Please copy every line of the records below that holds the word "marker".

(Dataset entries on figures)
====

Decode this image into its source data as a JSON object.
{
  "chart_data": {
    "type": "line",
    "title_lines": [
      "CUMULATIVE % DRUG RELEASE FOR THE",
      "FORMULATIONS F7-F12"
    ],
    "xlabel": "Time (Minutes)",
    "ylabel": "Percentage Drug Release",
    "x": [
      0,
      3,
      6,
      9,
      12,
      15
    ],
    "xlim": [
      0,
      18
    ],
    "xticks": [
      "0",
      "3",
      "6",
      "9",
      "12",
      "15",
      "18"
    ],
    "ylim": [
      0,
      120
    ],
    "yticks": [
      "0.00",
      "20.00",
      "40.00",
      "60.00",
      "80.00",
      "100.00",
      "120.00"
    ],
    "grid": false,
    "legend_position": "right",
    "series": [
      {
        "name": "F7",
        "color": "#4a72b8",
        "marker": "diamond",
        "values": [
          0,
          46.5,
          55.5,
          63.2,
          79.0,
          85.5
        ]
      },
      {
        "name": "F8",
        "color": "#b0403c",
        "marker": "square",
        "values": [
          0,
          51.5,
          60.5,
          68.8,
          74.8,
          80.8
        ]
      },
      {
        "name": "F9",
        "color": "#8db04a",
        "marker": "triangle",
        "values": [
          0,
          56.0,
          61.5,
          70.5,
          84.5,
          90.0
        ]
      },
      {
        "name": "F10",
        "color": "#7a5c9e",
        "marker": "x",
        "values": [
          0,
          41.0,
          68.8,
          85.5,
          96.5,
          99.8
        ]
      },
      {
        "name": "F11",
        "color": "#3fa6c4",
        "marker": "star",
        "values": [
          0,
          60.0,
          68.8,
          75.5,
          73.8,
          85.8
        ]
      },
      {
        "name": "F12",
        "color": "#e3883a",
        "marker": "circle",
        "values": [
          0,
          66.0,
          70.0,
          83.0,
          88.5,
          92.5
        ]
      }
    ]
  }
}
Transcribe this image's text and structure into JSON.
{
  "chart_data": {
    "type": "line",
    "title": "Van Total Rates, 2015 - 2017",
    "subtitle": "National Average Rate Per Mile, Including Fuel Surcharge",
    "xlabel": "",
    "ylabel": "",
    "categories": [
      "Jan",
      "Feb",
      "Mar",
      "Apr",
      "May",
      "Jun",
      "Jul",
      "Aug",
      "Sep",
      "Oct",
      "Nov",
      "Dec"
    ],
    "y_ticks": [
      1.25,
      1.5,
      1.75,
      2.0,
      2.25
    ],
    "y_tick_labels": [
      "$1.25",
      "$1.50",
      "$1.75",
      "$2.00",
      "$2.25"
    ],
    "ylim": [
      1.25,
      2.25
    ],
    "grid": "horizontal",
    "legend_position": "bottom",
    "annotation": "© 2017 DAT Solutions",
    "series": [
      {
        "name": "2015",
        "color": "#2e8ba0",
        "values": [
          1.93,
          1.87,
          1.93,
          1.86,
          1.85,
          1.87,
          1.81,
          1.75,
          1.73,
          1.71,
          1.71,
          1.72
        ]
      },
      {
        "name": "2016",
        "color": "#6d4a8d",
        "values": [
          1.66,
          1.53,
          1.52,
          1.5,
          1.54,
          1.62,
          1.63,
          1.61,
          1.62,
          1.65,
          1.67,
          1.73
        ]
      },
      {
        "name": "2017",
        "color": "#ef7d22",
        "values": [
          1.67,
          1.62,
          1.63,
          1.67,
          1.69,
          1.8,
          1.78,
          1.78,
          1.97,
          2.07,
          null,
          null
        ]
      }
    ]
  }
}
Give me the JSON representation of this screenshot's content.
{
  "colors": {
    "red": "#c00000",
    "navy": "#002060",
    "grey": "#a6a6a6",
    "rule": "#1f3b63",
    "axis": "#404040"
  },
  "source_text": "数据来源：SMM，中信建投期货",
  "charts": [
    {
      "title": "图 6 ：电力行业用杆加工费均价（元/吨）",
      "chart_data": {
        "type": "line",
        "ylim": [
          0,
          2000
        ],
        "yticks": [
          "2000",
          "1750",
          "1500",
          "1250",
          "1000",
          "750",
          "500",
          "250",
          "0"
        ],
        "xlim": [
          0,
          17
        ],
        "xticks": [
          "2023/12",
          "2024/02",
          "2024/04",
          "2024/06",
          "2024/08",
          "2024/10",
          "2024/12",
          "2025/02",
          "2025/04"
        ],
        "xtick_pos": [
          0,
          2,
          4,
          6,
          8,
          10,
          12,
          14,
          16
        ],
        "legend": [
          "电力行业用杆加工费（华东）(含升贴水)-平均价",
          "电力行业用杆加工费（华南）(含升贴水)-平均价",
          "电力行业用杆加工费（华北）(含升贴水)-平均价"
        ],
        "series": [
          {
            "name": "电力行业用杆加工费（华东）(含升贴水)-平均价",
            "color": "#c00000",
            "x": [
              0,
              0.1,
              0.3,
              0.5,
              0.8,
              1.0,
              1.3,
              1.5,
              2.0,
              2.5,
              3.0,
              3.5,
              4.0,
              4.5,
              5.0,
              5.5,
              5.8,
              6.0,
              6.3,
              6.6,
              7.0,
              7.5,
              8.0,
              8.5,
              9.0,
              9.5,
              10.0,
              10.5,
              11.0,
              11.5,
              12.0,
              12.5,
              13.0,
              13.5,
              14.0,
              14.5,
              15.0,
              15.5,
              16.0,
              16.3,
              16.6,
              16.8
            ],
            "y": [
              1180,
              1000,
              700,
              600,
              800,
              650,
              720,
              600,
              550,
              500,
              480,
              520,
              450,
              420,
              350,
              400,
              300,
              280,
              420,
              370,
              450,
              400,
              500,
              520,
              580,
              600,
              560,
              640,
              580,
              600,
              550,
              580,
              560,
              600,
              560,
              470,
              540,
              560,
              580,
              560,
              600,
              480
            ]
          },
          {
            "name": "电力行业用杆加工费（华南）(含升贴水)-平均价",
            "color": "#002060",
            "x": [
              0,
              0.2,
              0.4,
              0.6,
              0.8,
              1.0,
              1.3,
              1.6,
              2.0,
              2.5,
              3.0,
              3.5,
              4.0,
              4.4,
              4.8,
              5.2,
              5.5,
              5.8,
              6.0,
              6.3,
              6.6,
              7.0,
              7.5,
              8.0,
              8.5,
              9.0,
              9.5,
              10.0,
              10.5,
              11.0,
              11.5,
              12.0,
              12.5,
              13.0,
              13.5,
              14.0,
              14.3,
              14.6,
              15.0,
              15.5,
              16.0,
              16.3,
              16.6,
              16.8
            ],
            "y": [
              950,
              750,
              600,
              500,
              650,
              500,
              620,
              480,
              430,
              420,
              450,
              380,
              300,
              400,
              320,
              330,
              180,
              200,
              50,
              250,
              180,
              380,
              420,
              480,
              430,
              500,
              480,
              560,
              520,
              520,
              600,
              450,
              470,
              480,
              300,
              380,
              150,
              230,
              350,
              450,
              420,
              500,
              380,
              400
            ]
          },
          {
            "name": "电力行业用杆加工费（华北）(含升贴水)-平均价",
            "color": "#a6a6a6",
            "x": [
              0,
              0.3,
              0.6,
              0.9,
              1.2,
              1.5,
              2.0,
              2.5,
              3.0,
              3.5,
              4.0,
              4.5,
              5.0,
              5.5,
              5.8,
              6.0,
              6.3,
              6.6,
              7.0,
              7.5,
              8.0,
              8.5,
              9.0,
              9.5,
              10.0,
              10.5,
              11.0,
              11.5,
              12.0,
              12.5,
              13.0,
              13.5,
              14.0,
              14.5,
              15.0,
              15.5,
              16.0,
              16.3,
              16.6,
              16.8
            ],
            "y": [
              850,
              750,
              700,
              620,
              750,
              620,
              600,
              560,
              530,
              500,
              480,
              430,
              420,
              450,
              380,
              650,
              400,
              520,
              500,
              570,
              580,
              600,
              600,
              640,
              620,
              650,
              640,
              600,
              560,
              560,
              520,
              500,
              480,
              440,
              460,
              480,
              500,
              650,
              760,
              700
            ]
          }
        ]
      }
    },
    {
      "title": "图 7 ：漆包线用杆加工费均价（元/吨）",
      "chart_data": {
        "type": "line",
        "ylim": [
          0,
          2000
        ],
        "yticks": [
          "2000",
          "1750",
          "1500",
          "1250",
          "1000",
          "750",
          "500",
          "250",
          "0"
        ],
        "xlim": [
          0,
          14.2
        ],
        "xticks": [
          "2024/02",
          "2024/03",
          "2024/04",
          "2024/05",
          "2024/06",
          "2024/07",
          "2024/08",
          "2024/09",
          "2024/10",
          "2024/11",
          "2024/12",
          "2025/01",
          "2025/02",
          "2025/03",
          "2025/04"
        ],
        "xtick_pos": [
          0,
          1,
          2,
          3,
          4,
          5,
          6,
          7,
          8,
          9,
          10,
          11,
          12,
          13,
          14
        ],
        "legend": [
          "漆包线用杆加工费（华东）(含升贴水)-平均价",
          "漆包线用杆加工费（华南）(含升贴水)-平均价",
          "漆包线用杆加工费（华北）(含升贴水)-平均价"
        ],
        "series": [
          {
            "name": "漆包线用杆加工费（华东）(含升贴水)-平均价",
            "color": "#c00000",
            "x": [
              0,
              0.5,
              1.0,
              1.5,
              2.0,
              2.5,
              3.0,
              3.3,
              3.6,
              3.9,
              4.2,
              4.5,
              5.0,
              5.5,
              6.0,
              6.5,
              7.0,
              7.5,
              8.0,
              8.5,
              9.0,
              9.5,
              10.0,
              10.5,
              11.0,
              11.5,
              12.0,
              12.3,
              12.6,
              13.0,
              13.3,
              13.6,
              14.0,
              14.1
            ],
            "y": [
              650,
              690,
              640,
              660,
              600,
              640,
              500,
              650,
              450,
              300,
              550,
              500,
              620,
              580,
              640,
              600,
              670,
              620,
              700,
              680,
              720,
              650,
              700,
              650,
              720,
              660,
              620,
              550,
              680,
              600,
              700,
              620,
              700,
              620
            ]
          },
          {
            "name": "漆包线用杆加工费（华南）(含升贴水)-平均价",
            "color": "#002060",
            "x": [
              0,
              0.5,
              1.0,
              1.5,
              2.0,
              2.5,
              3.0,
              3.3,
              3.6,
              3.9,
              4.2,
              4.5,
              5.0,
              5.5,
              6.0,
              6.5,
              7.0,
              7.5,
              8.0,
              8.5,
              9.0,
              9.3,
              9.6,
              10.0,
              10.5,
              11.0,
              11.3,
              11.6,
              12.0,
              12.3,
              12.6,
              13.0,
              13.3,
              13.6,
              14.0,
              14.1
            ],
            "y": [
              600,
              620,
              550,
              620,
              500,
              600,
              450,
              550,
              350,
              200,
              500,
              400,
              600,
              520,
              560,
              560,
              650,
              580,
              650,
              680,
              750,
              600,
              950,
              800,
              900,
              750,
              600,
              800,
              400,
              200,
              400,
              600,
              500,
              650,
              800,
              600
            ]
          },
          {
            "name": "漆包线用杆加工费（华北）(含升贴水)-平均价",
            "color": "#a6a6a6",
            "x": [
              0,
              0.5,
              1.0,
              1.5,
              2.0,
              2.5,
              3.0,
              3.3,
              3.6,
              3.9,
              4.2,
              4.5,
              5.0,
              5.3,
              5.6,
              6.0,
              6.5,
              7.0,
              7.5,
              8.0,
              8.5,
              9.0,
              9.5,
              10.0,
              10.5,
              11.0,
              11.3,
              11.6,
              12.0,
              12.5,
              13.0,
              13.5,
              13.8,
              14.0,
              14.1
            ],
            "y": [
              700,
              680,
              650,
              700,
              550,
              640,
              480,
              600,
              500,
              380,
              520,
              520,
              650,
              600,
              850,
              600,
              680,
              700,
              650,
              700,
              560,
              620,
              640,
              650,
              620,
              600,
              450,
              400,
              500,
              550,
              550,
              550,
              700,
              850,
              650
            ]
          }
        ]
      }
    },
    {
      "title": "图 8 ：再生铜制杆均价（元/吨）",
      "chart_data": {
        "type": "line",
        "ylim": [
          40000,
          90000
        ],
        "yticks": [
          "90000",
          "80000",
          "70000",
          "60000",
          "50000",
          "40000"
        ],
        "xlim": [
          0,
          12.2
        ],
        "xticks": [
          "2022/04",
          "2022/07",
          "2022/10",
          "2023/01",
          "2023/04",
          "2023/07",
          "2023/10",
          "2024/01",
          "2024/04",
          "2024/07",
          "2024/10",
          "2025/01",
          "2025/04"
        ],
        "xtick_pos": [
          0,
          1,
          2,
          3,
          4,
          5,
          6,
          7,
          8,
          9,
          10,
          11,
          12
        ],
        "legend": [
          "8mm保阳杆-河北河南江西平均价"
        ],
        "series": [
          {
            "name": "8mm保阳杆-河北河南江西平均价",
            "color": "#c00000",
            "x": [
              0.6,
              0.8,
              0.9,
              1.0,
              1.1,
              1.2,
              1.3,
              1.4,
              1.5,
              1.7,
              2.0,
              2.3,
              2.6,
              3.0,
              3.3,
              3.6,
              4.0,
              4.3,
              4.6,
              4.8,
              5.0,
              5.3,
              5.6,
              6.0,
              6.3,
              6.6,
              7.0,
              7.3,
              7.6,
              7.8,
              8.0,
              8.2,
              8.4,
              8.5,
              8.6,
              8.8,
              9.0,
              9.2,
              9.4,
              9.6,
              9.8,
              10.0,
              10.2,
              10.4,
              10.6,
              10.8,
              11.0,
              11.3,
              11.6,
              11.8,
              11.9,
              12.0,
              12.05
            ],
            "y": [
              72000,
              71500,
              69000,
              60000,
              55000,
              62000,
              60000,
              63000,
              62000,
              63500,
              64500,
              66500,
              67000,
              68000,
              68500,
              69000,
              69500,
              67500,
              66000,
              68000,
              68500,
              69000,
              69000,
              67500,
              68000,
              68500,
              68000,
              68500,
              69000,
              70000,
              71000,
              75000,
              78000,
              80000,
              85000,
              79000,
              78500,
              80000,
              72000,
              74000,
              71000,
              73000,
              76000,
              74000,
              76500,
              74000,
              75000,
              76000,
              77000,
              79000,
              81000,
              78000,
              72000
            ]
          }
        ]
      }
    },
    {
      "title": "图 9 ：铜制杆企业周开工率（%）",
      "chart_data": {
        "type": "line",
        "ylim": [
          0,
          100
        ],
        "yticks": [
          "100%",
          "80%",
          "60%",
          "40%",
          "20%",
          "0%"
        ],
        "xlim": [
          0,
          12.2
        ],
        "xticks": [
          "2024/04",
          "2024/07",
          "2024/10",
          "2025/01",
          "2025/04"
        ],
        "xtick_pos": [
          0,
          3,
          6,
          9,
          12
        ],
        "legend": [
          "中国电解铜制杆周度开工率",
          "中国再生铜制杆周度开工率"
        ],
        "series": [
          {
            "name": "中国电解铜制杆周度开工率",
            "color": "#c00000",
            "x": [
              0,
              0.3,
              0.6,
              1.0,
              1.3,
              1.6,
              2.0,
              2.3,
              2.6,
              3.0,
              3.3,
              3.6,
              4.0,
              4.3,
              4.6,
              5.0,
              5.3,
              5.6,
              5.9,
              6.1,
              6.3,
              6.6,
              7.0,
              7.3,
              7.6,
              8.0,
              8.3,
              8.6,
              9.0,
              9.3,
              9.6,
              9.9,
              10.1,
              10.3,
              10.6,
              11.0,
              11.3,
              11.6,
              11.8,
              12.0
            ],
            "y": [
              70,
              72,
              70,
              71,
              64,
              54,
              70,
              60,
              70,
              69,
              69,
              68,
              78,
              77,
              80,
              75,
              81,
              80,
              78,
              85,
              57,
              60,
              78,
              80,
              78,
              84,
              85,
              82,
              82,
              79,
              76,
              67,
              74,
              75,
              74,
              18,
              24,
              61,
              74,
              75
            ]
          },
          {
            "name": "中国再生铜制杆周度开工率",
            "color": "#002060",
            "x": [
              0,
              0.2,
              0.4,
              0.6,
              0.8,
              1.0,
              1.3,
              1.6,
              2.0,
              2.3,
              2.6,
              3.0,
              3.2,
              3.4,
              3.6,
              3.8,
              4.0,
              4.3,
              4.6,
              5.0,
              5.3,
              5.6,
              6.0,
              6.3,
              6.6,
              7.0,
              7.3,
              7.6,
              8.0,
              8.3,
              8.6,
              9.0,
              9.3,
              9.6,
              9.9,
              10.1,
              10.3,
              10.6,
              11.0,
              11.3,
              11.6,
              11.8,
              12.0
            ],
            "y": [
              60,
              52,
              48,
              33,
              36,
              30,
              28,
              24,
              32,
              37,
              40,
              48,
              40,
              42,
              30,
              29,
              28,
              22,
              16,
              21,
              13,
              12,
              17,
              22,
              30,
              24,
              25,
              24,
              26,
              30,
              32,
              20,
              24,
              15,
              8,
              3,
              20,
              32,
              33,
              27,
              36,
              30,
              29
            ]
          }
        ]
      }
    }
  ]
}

====

__RESPONSE TO THE TASK__:
        "marker": "diamond",
        "marker": "square",
        "marker": "triangle",
        "marker": "x",
        "marker": "star",
        "marker": "circle",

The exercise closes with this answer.